* **Requirement**
Extract all of the data and reproduce it precisely.

::: Extracted information

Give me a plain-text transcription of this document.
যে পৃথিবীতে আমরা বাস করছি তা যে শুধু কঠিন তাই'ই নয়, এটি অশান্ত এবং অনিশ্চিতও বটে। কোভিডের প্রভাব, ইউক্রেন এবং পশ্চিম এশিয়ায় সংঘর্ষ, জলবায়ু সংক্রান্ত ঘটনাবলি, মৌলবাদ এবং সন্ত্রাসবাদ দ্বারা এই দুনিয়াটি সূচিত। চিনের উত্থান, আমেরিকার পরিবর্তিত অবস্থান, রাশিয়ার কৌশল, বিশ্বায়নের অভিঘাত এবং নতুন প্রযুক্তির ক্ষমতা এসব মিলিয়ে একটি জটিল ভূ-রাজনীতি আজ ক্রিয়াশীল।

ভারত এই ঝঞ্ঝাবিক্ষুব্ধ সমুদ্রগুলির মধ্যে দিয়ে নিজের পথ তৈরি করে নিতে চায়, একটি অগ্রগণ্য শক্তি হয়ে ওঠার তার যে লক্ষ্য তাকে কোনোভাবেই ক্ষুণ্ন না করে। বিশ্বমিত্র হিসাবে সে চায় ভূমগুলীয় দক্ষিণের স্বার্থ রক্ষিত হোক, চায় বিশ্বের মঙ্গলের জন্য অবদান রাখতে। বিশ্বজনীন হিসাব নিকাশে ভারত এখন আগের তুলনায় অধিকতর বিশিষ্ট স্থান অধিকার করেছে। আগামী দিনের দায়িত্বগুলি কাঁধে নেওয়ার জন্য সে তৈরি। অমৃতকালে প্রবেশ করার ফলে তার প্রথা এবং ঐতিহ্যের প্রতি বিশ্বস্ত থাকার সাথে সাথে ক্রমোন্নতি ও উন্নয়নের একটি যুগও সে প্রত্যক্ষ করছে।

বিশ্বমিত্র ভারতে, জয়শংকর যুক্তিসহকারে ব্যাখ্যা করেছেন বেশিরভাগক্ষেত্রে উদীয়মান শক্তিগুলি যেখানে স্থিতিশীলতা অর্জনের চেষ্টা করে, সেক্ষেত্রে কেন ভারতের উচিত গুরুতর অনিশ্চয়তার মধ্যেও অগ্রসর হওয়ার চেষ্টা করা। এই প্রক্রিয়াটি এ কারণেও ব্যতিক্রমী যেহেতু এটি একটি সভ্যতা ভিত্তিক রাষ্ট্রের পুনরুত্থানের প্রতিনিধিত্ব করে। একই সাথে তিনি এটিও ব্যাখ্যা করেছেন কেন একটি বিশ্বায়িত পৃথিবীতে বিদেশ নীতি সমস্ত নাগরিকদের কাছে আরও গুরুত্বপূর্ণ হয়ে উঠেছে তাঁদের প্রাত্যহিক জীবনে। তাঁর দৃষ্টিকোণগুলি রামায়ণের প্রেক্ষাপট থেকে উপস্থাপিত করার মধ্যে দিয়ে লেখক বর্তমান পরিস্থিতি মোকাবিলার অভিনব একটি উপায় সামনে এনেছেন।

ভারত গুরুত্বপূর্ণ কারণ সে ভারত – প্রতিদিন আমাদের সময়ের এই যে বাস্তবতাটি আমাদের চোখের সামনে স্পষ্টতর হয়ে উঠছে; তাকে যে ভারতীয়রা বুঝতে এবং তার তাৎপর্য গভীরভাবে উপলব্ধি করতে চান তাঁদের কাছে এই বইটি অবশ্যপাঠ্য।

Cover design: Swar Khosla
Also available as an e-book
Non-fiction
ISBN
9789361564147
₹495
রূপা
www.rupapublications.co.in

::::::

* **Result for this exercise**
Give me a plain-text transcription of this document.
যে পৃথিবীতে আমরা বাস করছি তা যে শুধু কঠিন তাই'ই নয়, এটি অশান্ত এবং অনিশ্চিতও বটে। কোভিডের প্রভাব, ইউক্রেন এবং পশ্চিম এশিয়ায় সংঘর্ষ, জলবায়ু সংক্রান্ত ঘটনাবলি, মৌলবাদ এবং সন্ত্রাসবাদ দ্বারা এই দুনিয়াটি সূচিত। চিনের উত্থান, আমেরিকার পরিবর্তিত অবস্থান, রাশিয়ার কৌশল, বিশ্বায়নের অভিঘাত এবং নতুন প্রযুক্তির ক্ষমতা এসব মিলিয়ে একটি জটিল ভূ-রাজনীতি আজ ক্রিয়াশীল।

ভারত এই ঝঞ্ঝাবিক্ষুব্ধ সমুদ্রগুলির মধ্যে দিয়ে নিজের পথ তৈরি করে নিতে চায়, একটি অগ্রগণ্য শক্তি হয়ে ওঠার তার যে লক্ষ্য তাকে কোনোভাবেই ক্ষুণ্ন না করে। বিশ্বমিত্র হিসাবে সে চায় ভূমগুলীয় দক্ষিণের স্বার্থ রক্ষিত হোক, চায় বিশ্বের মঙ্গলের জন্য অবদান রাখতে। বিশ্বজনীন হিসাব নিকাশে ভারত এখন আগের তুলনায় অধিকতর বিশিষ্ট স্থান অধিকার করেছে। আগামী দিনের দায়িত্বগুলি কাঁধে নেওয়ার জন্য সে তৈরি। অমৃতকালে প্রবেশ করার ফলে তার প্রথা এবং ঐতিহ্যের প্রতি বিশ্বস্ত থাকার সাথে সাথে ক্রমোন্নতি ও উন্নয়নের একটি যুগও সে প্রত্যক্ষ করছে।

বিশ্বমিত্র ভারতে, জয়শংকর যুক্তিসহকারে ব্যাখ্যা করেছেন বেশিরভাগক্ষেত্রে উদীয়মান শক্তিগুলি যেখানে স্থিতিশীলতা অর্জনের চেষ্টা করে, সেক্ষেত্রে কেন ভারতের উচিত গুরুতর অনিশ্চয়তার মধ্যেও অগ্রসর হওয়ার চেষ্টা করা। এই প্রক্রিয়াটি এ কারণেও ব্যতিক্রমী যেহেতু এটি একটি সভ্যতা ভিত্তিক রাষ্ট্রের পুনরুত্থানের প্রতিনিধিত্ব করে। একই সাথে তিনি এটিও ব্যাখ্যা করেছেন কেন একটি বিশ্বায়িত পৃথিবীতে বিদেশ নীতি সমস্ত নাগরিকদের কাছে আরও গুরুত্বপূর্ণ হয়ে উঠেছে তাঁদের প্রাত্যহিক জীবনে। তাঁর দৃষ্টিকোণগুলি রামায়ণের প্রেক্ষাপট থেকে উপস্থাপিত করার মধ্যে দিয়ে লেখক বর্তমান পরিস্থিতি মোকাবিলার অভিনব একটি উপায় সামনে এনেছেন।

ভারত গুরুত্বপূর্ণ কারণ সে ভারত – প্রতিদিন আমাদের সময়ের এই যে বাস্তবতাটি আমাদের চোখের সামনে স্পষ্টতর হয়ে উঠছে; তাকে যে ভারতীয়রা বুঝতে এবং তার তাৎপর্য গভীরভাবে উপলব্ধি করতে চান তাঁদের কাছে এই বইটি অবশ্যপাঠ্য।

Cover design: Swar Khosla
Also available as an e-book
Non-fiction
ISBN
9789361564147
₹495
রূপা
www.rupapublications.co.in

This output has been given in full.